* WRITTEN TASK:
Produce a verbatim copy of the entries listed below.

** begin **

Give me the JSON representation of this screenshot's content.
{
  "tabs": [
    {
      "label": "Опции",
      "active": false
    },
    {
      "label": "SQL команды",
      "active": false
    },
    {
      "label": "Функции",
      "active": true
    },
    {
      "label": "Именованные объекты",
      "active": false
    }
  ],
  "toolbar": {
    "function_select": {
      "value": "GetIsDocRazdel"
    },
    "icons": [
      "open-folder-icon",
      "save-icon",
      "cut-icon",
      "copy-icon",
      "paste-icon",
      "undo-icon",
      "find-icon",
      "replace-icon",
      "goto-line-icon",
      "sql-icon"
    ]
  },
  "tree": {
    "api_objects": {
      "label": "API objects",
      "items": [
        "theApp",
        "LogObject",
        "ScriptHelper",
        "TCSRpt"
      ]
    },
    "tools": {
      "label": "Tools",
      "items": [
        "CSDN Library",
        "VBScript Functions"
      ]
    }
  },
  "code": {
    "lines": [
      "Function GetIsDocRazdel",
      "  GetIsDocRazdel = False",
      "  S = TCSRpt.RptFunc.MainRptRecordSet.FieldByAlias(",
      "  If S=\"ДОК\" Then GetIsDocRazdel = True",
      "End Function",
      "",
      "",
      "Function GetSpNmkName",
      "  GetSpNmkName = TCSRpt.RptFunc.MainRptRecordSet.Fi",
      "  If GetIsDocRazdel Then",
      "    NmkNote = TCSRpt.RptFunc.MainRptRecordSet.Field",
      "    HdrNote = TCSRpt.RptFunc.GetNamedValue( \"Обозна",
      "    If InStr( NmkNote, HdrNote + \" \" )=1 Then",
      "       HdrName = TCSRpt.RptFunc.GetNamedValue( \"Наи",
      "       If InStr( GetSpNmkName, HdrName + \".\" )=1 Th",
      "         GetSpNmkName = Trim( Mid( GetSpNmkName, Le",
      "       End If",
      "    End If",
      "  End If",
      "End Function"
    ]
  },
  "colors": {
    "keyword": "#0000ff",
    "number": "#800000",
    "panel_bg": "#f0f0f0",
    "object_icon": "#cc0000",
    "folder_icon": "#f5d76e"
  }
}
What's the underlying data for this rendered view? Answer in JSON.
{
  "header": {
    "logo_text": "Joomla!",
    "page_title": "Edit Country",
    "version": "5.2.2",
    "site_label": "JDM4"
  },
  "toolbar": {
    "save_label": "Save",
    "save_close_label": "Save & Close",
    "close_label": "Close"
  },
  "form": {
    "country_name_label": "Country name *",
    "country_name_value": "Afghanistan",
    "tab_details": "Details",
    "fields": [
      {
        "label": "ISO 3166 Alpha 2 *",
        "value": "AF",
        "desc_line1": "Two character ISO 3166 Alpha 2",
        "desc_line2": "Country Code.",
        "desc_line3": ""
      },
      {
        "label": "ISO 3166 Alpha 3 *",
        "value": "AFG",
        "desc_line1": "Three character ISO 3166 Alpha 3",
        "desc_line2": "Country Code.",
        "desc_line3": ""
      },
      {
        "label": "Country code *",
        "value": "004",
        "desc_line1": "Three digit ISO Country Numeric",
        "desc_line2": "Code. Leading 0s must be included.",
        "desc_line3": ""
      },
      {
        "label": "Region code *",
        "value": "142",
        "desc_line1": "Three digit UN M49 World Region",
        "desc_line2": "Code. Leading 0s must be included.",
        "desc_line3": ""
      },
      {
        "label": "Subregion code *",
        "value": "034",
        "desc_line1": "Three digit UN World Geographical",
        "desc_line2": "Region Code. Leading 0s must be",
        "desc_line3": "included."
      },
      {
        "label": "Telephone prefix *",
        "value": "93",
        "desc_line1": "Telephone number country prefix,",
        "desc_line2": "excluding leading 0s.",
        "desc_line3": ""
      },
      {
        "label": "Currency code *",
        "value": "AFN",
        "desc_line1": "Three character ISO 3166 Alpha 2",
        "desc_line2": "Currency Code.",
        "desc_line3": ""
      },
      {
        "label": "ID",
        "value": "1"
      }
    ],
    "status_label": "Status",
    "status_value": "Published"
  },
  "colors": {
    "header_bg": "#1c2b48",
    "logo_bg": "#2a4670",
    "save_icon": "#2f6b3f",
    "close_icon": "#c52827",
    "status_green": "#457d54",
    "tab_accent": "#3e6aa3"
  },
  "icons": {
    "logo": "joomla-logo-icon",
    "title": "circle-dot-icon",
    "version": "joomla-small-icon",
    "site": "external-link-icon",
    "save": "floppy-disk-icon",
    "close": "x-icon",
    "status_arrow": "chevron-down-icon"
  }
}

** end **

* THE SOLUTION:
Give me the JSON representation of this screenshot's content.
{
  "tabs": [
    {
      "label": "Опции",
      "active": false
    },
    {
      "label": "SQL команды",
      "active": false
    },
    {
      "label": "Функции",
      "active": true
    },
    {
      "label": "Именованные объекты",
      "active": false
    }
  ],
  "toolbar": {
    "function_select": {
      "value": "GetIsDocRazdel"
    },
    "icons": [
      "open-folder-icon",
      "save-icon",
      "cut-icon",
      "copy-icon",
      "paste-icon",
      "undo-icon",
      "find-icon",
      "replace-icon",
      "goto-line-icon",
      "sql-icon"
    ]
  },
  "tree": {
    "api_objects": {
      "label": "API objects",
      "items": [
        "theApp",
        "LogObject",
        "ScriptHelper",
        "TCSRpt"
      ]
    },
    "tools": {
      "label": "Tools",
      "items": [
        "CSDN Library",
        "VBScript Functions"
      ]
    }
  },
  "code": {
    "lines": [
      "Function GetIsDocRazdel",
      "  GetIsDocRazdel = False",
      "  S = TCSRpt.RptFunc.MainRptRecordSet.FieldByAlias(",
      "  If S=\"ДОК\" Then GetIsDocRazdel = True",
      "End Function",
      "",
      "",
      "Function GetSpNmkName",
      "  GetSpNmkName = TCSRpt.RptFunc.MainRptRecordSet.Fi",
      "  If GetIsDocRazdel Then",
      "    NmkNote = TCSRpt.RptFunc.MainRptRecordSet.Field",
      "    HdrNote = TCSRpt.RptFunc.GetNamedValue( \"Обозна",
      "    If InStr( NmkNote, HdrNote + \" \" )=1 Then",
      "       HdrName = TCSRpt.RptFunc.GetNamedValue( \"Наи",
      "       If InStr( GetSpNmkName, HdrName + \".\" )=1 Th",
      "         GetSpNmkName = Trim( Mid( GetSpNmkName, Le",
      "       End If",
      "    End If",
      "  End If",
      "End Function"
    ]
  },
  "colors": {
    "keyword": "#0000ff",
    "number": "#800000",
    "panel_bg": "#f0f0f0",
    "object_icon": "#cc0000",
    "folder_icon": "#f5d76e"
  }
}
What's the underlying data for this rendered view? Answer in JSON.
{
  "header": {
    "logo_text": "Joomla!",
    "page_title": "Edit Country",
    "version": "5.2.2",
    "site_label": "JDM4"
  },
  "toolbar": {
    "save_label": "Save",
    "save_close_label": "Save & Close",
    "close_label": "Close"
  },
  "form": {
    "country_name_label": "Country name *",
    "country_name_value": "Afghanistan",
    "tab_details": "Details",
    "fields": [
      {
        "label": "ISO 3166 Alpha 2 *",
        "value": "AF",
        "desc_line1": "Two character ISO 3166 Alpha 2",
        "desc_line2": "Country Code.",
        "desc_line3": ""
      },
      {
        "label": "ISO 3166 Alpha 3 *",
        "value": "AFG",
        "desc_line1": "Three character ISO 3166 Alpha 3",
        "desc_line2": "Country Code.",
        "desc_line3": ""
      },
      {
        "label": "Country code *",
        "value": "004",
        "desc_line1": "Three digit ISO Country Numeric",
        "desc_line2": "Code. Leading 0s must be included.",
        "desc_line3": ""
      },
      {
        "label": "Region code *",
        "value": "142",
        "desc_line1": "Three digit UN M49 World Region",
        "desc_line2": "Code. Leading 0s must be included.",
        "desc_line3": ""
      },
      {
        "label": "Subregion code *",
        "value": "034",
        "desc_line1": "Three digit UN World Geographical",
        "desc_line2": "Region Code. Leading 0s must be",
        "desc_line3": "included."
      },
      {
        "label": "Telephone prefix *",
        "value": "93",
        "desc_line1": "Telephone number country prefix,",
        "desc_line2": "excluding leading 0s.",
        "desc_line3": ""
      },
      {
        "label": "Currency code *",
        "value": "AFN",
        "desc_line1": "Three character ISO 3166 Alpha 2",
        "desc_line2": "Currency Code.",
        "desc_line3": ""
      },
      {
        "label": "ID",
        "value": "1"
      }
    ],
    "status_label": "Status",
    "status_value": "Published"
  },
  "colors": {
    "header_bg": "#1c2b48",
    "logo_bg": "#2a4670",
    "save_icon": "#2f6b3f",
    "close_icon": "#c52827",
    "status_green": "#457d54",
    "tab_accent": "#3e6aa3"
  },
  "icons": {
    "logo": "joomla-logo-icon",
    "title": "circle-dot-icon",
    "version": "joomla-small-icon",
    "site": "external-link-icon",
    "save": "floppy-disk-icon",
    "close": "x-icon",
    "status_arrow": "chevron-down-icon"
  }
}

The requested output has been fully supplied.